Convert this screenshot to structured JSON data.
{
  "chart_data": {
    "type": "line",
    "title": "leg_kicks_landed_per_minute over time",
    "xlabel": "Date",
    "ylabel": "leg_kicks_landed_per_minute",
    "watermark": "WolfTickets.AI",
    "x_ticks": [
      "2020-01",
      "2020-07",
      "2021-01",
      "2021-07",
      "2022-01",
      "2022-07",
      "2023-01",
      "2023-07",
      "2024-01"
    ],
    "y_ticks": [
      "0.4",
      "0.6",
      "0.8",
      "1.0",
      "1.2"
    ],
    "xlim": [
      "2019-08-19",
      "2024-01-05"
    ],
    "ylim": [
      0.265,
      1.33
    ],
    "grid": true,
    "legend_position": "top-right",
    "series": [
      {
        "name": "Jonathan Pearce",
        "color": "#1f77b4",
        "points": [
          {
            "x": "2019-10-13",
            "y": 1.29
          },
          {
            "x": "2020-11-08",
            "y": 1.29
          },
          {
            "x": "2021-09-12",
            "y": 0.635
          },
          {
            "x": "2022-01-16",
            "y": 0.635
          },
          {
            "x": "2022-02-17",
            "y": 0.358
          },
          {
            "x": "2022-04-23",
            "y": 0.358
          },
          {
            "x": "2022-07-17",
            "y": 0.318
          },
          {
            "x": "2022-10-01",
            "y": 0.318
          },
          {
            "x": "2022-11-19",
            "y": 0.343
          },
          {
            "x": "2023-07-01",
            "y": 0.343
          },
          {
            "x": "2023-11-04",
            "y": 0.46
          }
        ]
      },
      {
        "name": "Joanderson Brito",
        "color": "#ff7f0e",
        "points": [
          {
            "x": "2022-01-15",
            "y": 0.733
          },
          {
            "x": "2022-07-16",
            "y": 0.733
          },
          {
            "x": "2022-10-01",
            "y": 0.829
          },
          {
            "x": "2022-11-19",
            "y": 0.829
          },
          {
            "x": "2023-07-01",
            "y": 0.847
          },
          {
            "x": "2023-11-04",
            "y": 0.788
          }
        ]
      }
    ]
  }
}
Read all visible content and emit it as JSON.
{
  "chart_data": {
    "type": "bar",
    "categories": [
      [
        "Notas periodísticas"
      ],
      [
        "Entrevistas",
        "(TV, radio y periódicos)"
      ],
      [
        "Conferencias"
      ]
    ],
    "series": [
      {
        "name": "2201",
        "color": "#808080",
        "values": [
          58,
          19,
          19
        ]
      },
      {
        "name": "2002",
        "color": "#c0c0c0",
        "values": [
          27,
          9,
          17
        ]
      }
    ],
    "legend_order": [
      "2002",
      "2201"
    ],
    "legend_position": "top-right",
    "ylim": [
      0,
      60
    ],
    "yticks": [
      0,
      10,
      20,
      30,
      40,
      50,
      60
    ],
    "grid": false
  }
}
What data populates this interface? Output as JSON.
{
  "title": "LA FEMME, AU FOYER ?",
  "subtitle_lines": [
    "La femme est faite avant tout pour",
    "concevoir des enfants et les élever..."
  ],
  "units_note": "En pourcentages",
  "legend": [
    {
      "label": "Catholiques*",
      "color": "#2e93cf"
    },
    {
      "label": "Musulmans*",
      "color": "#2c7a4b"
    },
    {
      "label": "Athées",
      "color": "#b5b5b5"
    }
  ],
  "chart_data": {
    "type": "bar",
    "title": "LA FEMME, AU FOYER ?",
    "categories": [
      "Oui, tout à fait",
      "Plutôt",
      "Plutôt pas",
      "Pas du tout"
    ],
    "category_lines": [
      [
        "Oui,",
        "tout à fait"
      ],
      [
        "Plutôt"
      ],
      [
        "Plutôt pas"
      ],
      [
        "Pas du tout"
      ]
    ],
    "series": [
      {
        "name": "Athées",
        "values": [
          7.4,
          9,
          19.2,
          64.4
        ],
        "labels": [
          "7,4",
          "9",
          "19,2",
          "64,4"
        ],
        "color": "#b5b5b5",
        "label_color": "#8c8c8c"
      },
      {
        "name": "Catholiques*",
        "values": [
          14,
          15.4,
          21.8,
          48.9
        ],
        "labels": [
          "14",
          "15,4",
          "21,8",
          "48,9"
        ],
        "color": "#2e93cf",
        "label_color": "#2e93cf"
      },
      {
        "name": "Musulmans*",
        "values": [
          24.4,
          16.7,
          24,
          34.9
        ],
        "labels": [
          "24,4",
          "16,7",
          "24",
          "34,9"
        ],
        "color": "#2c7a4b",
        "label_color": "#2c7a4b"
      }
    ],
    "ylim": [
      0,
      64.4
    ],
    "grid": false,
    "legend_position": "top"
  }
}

○ ○ ○ ○ ○

> [The exercise] Gather each line that holds "tout".

> [Result of this exercise]
    "La femme est faite avant tout pour",
      "Oui, tout à fait",
      "Pas du tout"
        "tout à fait"
        "Pas du tout"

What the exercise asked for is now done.